Gather up the lines with the word "pitié" in them.

Start of INPUT DATA

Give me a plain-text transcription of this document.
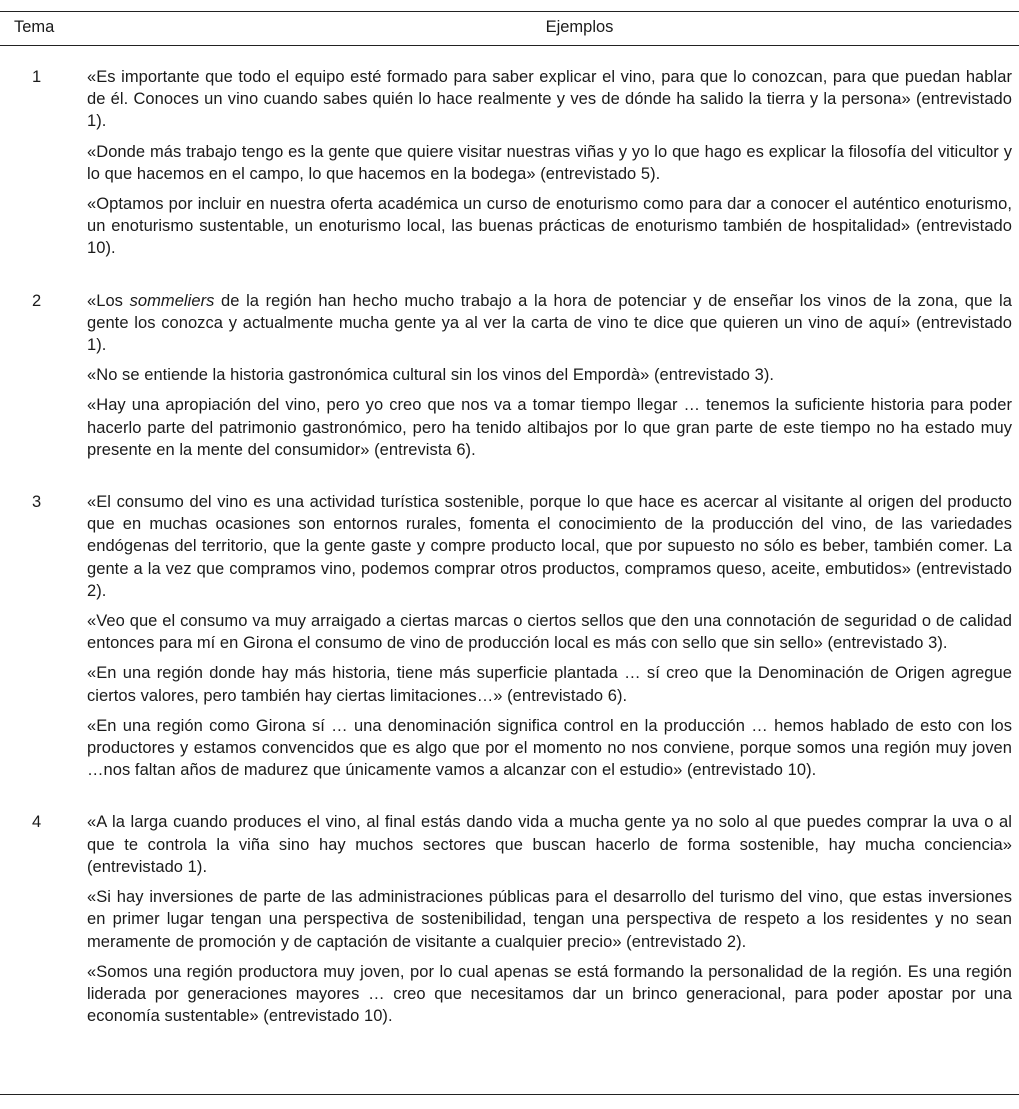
Tema	Ejemplos
1	«Es importante que todo el equipo esté formado para saber explicar el vino, para que lo conozcan, para que puedan hablar de él. Conoces un vino cuando sabes quién lo hace realmente y ves de dónde ha salido la tierra y la persona» (entrevistado 1).

«Donde más trabajo tengo es la gente que quiere visitar nuestras viñas y yo lo que hago es explicar la filosofía del viticultor y lo que hacemos en el campo, lo que hacemos en la bodega» (entrevistado 5).

«Optamos por incluir en nuestra oferta académica un curso de enoturismo como para dar a conocer el auténtico enoturismo, un enoturismo sustentable, un enoturismo local, las buenas prácticas de enoturismo también de hospitalidad» (entrevistado 10).

2	«Los sommeliers de la región han hecho mucho trabajo a la hora de potenciar y de enseñar los vinos de la zona, que la gente los conozca y actualmente mucha gente ya al ver la carta de vino te dice que quieren un vino de aquí» (entrevistado 1).

«No se entiende la historia gastronómica cultural sin los vinos del Empordà» (entrevistado 3).

«Hay una apropiación del vino, pero yo creo que nos va a tomar tiempo llegar … tenemos la suficiente historia para poder hacerlo parte del patrimonio gastronómico, pero ha tenido altibajos por lo que gran parte de este tiempo no ha estado muy presente en la mente del consumidor» (entrevista 6).

3	«El consumo del vino es una actividad turística sostenible, porque lo que hace es acercar al visitante al origen del producto que en muchas ocasiones son entornos rurales, fomenta el conocimiento de la producción del vino, de las variedades endógenas del territorio, que la gente gaste y compre producto local, que por supuesto no sólo es beber, también comer. La gente a la vez que compramos vino, podemos comprar otros productos, compramos queso, aceite, embutidos» (entrevistado 2).

«Veo que el consumo va muy arraigado a ciertas marcas o ciertos sellos que den una connotación de seguridad o de calidad entonces para mí en Girona el consumo de vino de producción local es más con sello que sin sello» (entrevistado 3).

«En una región donde hay más historia, tiene más superficie plantada … sí creo que la Denominación de Origen agregue ciertos valores, pero también hay ciertas limitaciones…» (entrevistado 6).

«En una región como Girona sí … una denominación significa control en la producción … hemos hablado de esto con los productores y estamos convencidos que es algo que por el momento no nos conviene, porque somos una región muy joven …nos faltan años de madurez que únicamente vamos a alcanzar con el estudio» (entrevistado 10).

4	«A la larga cuando produces el vino, al final estás dando vida a mucha gente ya no solo al que puedes comprar la uva o al que te controla la viña sino hay muchos sectores que buscan hacerlo de forma sostenible, hay mucha conciencia» (entrevistado 1).

«Si hay inversiones de parte de las administraciones públicas para el desarrollo del turismo del vino, que estas inversiones en primer lugar tengan una perspectiva de sostenibilidad, tengan una perspectiva de respeto a los residentes y no sean meramente de promoción y de captación de visitante a cualquier precio» (entrevistado 2).

«Somos una región productora muy joven, por lo cual apenas se está formando la personalidad de la región. Es una región liderada por generaciones mayores … creo que necesitamos dar un brinco generacional, para poder apostar por una economía sustentable» (entrevistado 10).
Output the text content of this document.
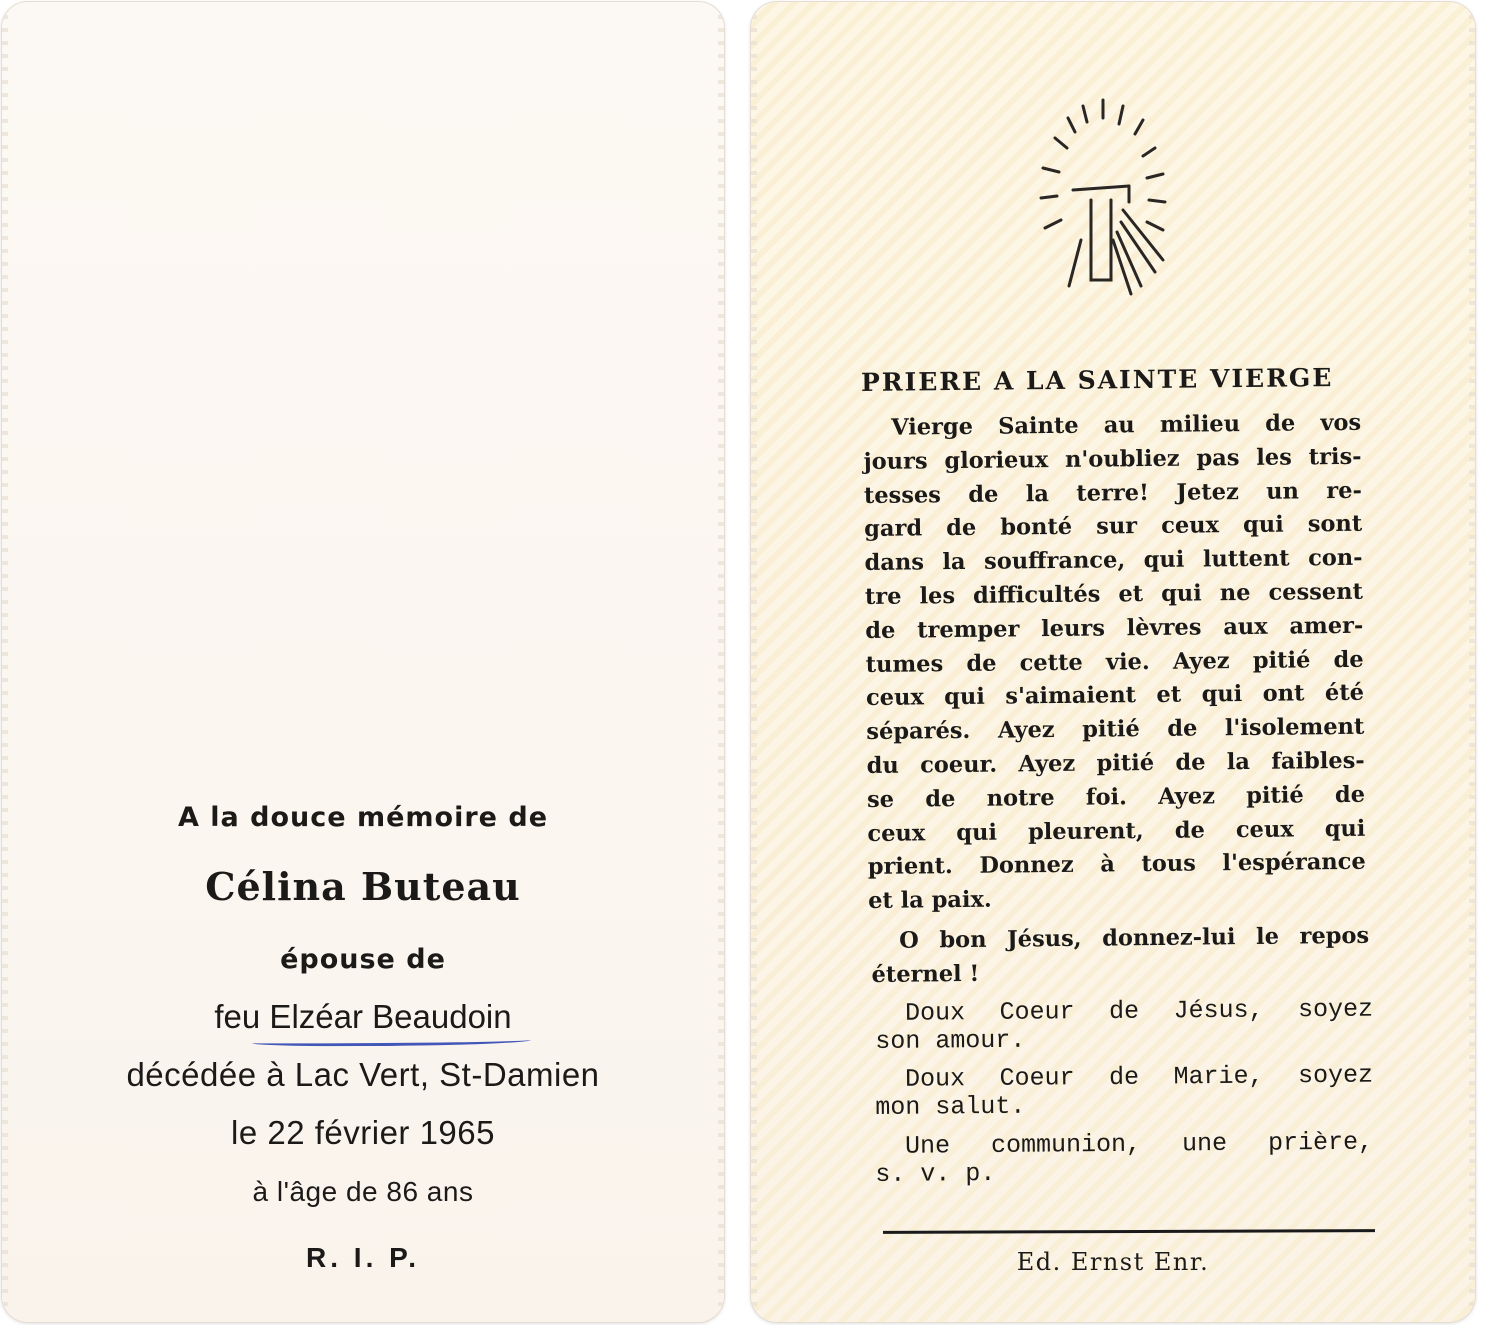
A la douce mémoire de
Célina Buteau
épouse de
feu Elzéar Beaudoin
décédée à Lac Vert, St-Damien
le 22 février 1965
à l'âge de 86 ans
R. I. P.
PRIERE A LA SAINTE VIERGE
Vierge Sainte au milieu de vos
jours glorieux n'oubliez pas les tris-
tesses de la terre! Jetez un re-
gard de bonté sur ceux qui sont
dans la souffrance, qui luttent con-
tre les difficultés et qui ne cessent
de tremper leurs lèvres aux amer-
tumes de cette vie. Ayez pitié de
ceux qui s'aimaient et qui ont été
séparés. Ayez pitié de l'isolement
du coeur. Ayez pitié de la faibles-
se de notre foi. Ayez pitié de
ceux qui pleurent, de ceux qui
prient. Donnez à tous l'espérance
et la paix.
O bon Jésus, donnez-lui le repos
éternel !
Doux Coeur de Jésus, soyez
son amour.
Doux Coeur de Marie, soyez
mon salut.
Une communion, une prière,
s. v. p.
Ed. Ernst Enr.
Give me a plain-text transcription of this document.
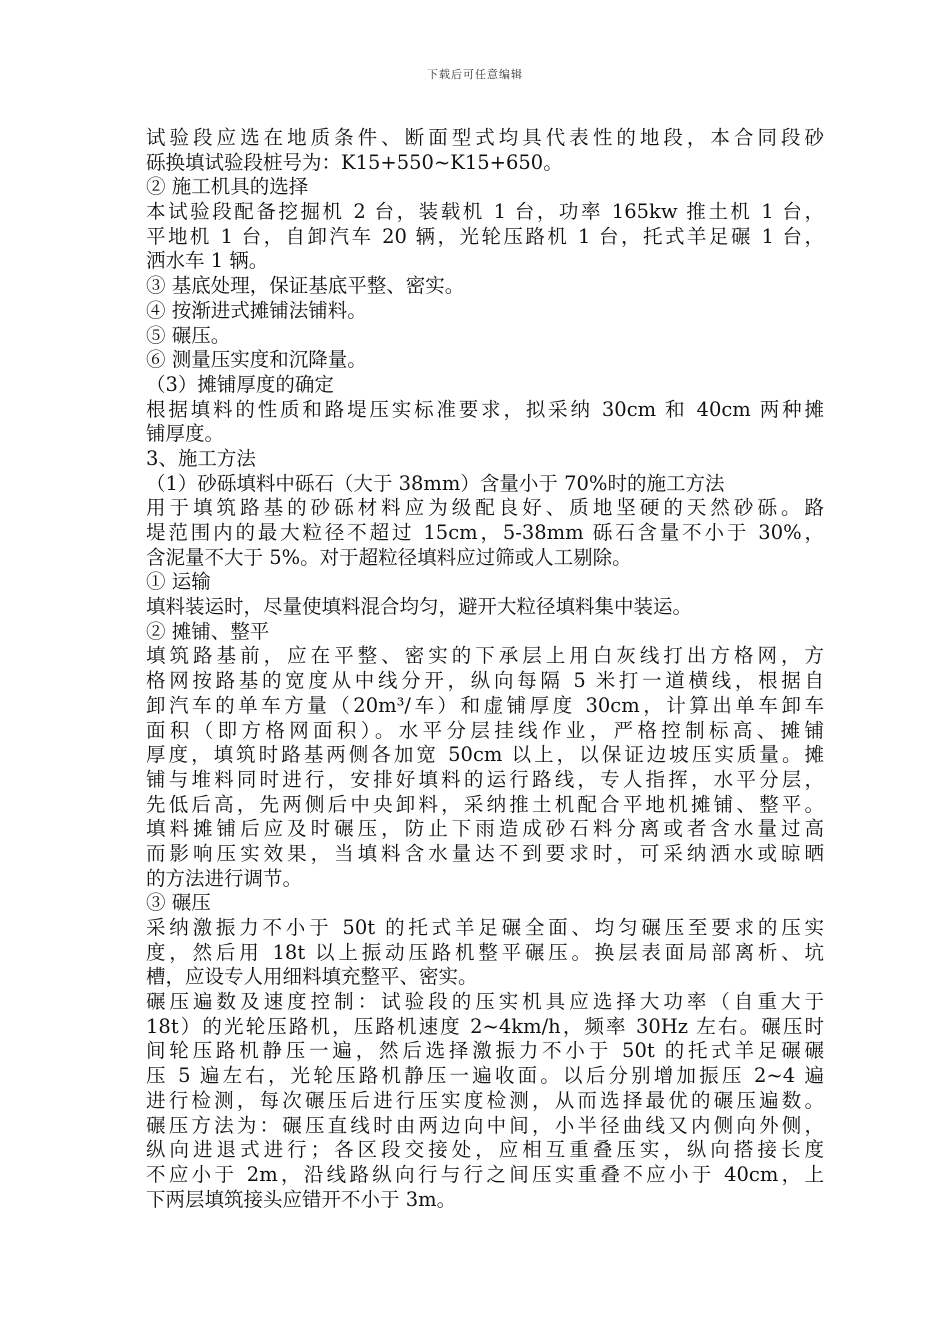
下载后可任意编辑
试验段应选在地质条件、断面型式均具代表性的地段，本合同段砂
砾换填试验段桩号为：K15+550~K15+650。
② 施工机具的选择
本试验段配备挖掘机 2 台，装载机 1 台，功率 165kw 推土机 1 台，
平地机 1 台，自卸汽车 20 辆，光轮压路机 1 台，托式羊足碾 1 台，
洒水车 1 辆。
③ 基底处理，保证基底平整、密实。
④ 按渐进式摊铺法铺料。
⑤ 碾压。
⑥ 测量压实度和沉降量。
（3）摊铺厚度的确定
根据填料的性质和路堤压实标准要求，拟采纳 30cm 和 40cm 两种摊
铺厚度。
3、施工方法
（1）砂砾填料中砾石（大于 38mm）含量小于 70%时的施工方法
用于填筑路基的砂砾材料应为级配良好、质地坚硬的天然砂砾。路
堤范围内的最大粒径不超过 15cm，5-38mm 砾石含量不小于 30%，
含泥量不大于 5%。对于超粒径填料应过筛或人工剔除。
① 运输
填料装运时，尽量使填料混合均匀，避开大粒径填料集中装运。
② 摊铺、整平
填筑路基前，应在平整、密实的下承层上用白灰线打出方格网，方
格网按路基的宽度从中线分开，纵向每隔 5 米打一道横线，根据自
卸汽车的单车方量（20m³/车）和虚铺厚度 30cm，计算出单车卸车
面积（即方格网面积）。水平分层挂线作业，严格控制标高、摊铺
厚度，填筑时路基两侧各加宽 50cm 以上，以保证边坡压实质量。摊
铺与堆料同时进行，安排好填料的运行路线，专人指挥，水平分层，
先低后高，先两侧后中央卸料，采纳推土机配合平地机摊铺、整平。
填料摊铺后应及时碾压，防止下雨造成砂石料分离或者含水量过高
而影响压实效果，当填料含水量达不到要求时，可采纳洒水或晾晒
的方法进行调节。
③ 碾压
采纳激振力不小于 50t 的托式羊足碾全面、均匀碾压至要求的压实
度，然后用 18t 以上振动压路机整平碾压。换层表面局部离析、坑
槽，应设专人用细料填充整平、密实。
碾压遍数及速度控制：试验段的压实机具应选择大功率（自重大于
18t）的光轮压路机，压路机速度 2~4km/h，频率 30Hz 左右。碾压时
间轮压路机静压一遍，然后选择激振力不小于 50t 的托式羊足碾碾
压 5 遍左右，光轮压路机静压一遍收面。以后分别增加振压 2~4 遍
进行检测，每次碾压后进行压实度检测，从而选择最优的碾压遍数。
碾压方法为：碾压直线时由两边向中间，小半径曲线又内侧向外侧，
纵向进退式进行；各区段交接处，应相互重叠压实，纵向搭接长度
不应小于 2m，沿线路纵向行与行之间压实重叠不应小于 40cm，上
下两层填筑接头应错开不小于 3m。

End of INPUT DATA

### EXERCISE OUTPUT
tumes de cette vie. Ayez pitié de
séparés. Ayez pitié de l'isolement
du coeur. Ayez pitié de la faibles-
se de notre foi. Ayez pitié de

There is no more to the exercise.